[Collected data entries]
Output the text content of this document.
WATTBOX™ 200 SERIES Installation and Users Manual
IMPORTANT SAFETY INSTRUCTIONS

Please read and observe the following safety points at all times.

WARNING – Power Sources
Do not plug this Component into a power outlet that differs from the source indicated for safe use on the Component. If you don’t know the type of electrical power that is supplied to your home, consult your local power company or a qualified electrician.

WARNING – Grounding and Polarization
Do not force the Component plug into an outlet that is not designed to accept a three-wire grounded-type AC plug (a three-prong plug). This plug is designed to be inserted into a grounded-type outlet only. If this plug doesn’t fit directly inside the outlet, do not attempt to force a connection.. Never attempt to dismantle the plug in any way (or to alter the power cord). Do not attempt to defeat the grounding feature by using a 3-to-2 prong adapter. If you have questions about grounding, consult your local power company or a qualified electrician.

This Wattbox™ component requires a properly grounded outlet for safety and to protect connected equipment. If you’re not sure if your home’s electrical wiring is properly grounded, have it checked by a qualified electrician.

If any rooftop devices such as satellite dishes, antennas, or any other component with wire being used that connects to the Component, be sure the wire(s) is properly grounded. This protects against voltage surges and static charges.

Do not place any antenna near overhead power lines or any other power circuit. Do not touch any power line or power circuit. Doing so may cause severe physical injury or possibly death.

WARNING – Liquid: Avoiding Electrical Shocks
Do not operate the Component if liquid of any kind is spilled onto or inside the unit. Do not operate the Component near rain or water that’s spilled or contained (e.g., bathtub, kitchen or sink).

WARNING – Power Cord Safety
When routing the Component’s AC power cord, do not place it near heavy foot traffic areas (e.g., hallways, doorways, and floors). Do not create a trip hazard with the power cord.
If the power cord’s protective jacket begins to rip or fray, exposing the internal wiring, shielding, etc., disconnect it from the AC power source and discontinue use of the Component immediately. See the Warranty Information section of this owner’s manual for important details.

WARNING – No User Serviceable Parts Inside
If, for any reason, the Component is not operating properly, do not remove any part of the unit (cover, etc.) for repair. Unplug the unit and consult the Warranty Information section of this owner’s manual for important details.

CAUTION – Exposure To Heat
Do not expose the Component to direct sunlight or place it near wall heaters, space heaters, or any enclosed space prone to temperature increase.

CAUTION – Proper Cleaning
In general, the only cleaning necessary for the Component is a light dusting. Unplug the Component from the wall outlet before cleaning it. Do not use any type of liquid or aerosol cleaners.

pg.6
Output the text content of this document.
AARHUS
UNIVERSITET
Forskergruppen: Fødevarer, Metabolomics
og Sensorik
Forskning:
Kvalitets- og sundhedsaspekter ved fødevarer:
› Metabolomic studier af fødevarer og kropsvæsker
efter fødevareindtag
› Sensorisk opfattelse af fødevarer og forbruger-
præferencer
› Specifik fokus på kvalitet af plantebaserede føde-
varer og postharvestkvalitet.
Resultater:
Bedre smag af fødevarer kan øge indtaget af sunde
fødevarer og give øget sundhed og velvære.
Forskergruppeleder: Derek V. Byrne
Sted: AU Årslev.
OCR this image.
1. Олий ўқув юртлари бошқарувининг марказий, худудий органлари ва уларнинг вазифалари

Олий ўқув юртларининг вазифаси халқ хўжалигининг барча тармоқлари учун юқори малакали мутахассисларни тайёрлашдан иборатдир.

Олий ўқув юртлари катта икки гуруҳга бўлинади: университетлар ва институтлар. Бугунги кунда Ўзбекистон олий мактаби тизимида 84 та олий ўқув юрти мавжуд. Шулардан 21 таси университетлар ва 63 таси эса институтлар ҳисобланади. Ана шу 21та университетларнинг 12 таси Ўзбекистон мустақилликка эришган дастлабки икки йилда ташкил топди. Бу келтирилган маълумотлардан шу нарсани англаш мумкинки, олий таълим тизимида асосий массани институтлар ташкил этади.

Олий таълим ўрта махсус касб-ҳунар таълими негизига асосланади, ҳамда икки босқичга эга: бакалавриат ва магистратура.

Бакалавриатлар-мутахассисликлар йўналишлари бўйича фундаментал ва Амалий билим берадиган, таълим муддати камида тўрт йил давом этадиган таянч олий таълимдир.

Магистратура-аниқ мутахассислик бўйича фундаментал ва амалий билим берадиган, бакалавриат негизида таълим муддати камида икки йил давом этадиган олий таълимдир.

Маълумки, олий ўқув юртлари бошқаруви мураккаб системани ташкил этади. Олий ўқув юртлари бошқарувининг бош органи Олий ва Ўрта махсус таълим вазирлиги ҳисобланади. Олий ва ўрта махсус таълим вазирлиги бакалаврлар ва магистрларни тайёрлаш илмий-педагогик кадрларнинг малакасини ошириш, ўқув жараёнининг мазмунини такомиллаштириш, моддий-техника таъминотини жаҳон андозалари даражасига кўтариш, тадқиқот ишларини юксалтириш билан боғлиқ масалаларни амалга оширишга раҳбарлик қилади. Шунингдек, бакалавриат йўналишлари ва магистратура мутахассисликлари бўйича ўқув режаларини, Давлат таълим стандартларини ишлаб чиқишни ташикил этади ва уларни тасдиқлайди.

### PROBLEM
Output the records above in their entirety, exactly.

### SOLUTION FOR THIS TASK
Output the text content of this document.
WATTBOX™ 200 SERIES Installation and Users Manual
IMPORTANT SAFETY INSTRUCTIONS

Please read and observe the following safety points at all times.

WARNING – Power Sources
Do not plug this Component into a power outlet that differs from the source indicated for safe use on the Component. If you don’t know the type of electrical power that is supplied to your home, consult your local power company or a qualified electrician.

WARNING – Grounding and Polarization
Do not force the Component plug into an outlet that is not designed to accept a three-wire grounded-type AC plug (a three-prong plug). This plug is designed to be inserted into a grounded-type outlet only. If this plug doesn’t fit directly inside the outlet, do not attempt to force a connection.. Never attempt to dismantle the plug in any way (or to alter the power cord). Do not attempt to defeat the grounding feature by using a 3-to-2 prong adapter. If you have questions about grounding, consult your local power company or a qualified electrician.

This Wattbox™ component requires a properly grounded outlet for safety and to protect connected equipment. If you’re not sure if your home’s electrical wiring is properly grounded, have it checked by a qualified electrician.

If any rooftop devices such as satellite dishes, antennas, or any other component with wire being used that connects to the Component, be sure the wire(s) is properly grounded. This protects against voltage surges and static charges.

Do not place any antenna near overhead power lines or any other power circuit. Do not touch any power line or power circuit. Doing so may cause severe physical injury or possibly death.

WARNING – Liquid: Avoiding Electrical Shocks
Do not operate the Component if liquid of any kind is spilled onto or inside the unit. Do not operate the Component near rain or water that’s spilled or contained (e.g., bathtub, kitchen or sink).

WARNING – Power Cord Safety
When routing the Component’s AC power cord, do not place it near heavy foot traffic areas (e.g., hallways, doorways, and floors). Do not create a trip hazard with the power cord.
If the power cord’s protective jacket begins to rip or fray, exposing the internal wiring, shielding, etc., disconnect it from the AC power source and discontinue use of the Component immediately. See the Warranty Information section of this owner’s manual for important details.

WARNING – No User Serviceable Parts Inside
If, for any reason, the Component is not operating properly, do not remove any part of the unit (cover, etc.) for repair. Unplug the unit and consult the Warranty Information section of this owner’s manual for important details.

CAUTION – Exposure To Heat
Do not expose the Component to direct sunlight or place it near wall heaters, space heaters, or any enclosed space prone to temperature increase.

CAUTION – Proper Cleaning
In general, the only cleaning necessary for the Component is a light dusting. Unplug the Component from the wall outlet before cleaning it. Do not use any type of liquid or aerosol cleaners.

pg.6
Output the text content of this document.
AARHUS
UNIVERSITET
Forskergruppen: Fødevarer, Metabolomics
og Sensorik
Forskning:
Kvalitets- og sundhedsaspekter ved fødevarer:
› Metabolomic studier af fødevarer og kropsvæsker
efter fødevareindtag
› Sensorisk opfattelse af fødevarer og forbruger-
præferencer
› Specifik fokus på kvalitet af plantebaserede føde-
varer og postharvestkvalitet.
Resultater:
Bedre smag af fødevarer kan øge indtaget af sunde
fødevarer og give øget sundhed og velvære.
Forskergruppeleder: Derek V. Byrne
Sted: AU Årslev.
OCR this image.
1. Олий ўқув юртлари бошқарувининг марказий, худудий органлари ва уларнинг вазифалари

Олий ўқув юртларининг вазифаси халқ хўжалигининг барча тармоқлари учун юқори малакали мутахассисларни тайёрлашдан иборатдир.

Олий ўқув юртлари катта икки гуруҳга бўлинади: университетлар ва институтлар. Бугунги кунда Ўзбекистон олий мактаби тизимида 84 та олий ўқув юрти мавжуд. Шулардан 21 таси университетлар ва 63 таси эса институтлар ҳисобланади. Ана шу 21та университетларнинг 12 таси Ўзбекистон мустақилликка эришган дастлабки икки йилда ташкил топди. Бу келтирилган маълумотлардан шу нарсани англаш мумкинки, олий таълим тизимида асосий массани институтлар ташкил этади.

Олий таълим ўрта махсус касб-ҳунар таълими негизига асосланади, ҳамда икки босқичга эга: бакалавриат ва магистратура.

Бакалавриатлар-мутахассисликлар йўналишлари бўйича фундаментал ва Амалий билим берадиган, таълим муддати камида тўрт йил давом этадиган таянч олий таълимдир.

Магистратура-аниқ мутахассислик бўйича фундаментал ва амалий билим берадиган, бакалавриат негизида таълим муддати камида икки йил давом этадиган олий таълимдир.

Маълумки, олий ўқув юртлари бошқаруви мураккаб системани ташкил этади. Олий ўқув юртлари бошқарувининг бош органи Олий ва Ўрта махсус таълим вазирлиги ҳисобланади. Олий ва ўрта махсус таълим вазирлиги бакалаврлар ва магистрларни тайёрлаш илмий-педагогик кадрларнинг малакасини ошириш, ўқув жараёнининг мазмунини такомиллаштириш, моддий-техника таъминотини жаҳон андозалари даражасига кўтариш, тадқиқот ишларини юксалтириш билан боғлиқ масалаларни амалга оширишга раҳбарлик қилади. Шунингдек, бакалавриат йўналишлари ва магистратура мутахассисликлари бўйича ўқув режаларини, Давлат таълим стандартларини ишлаб чиқишни ташикил этади ва уларни тасдиқлайди.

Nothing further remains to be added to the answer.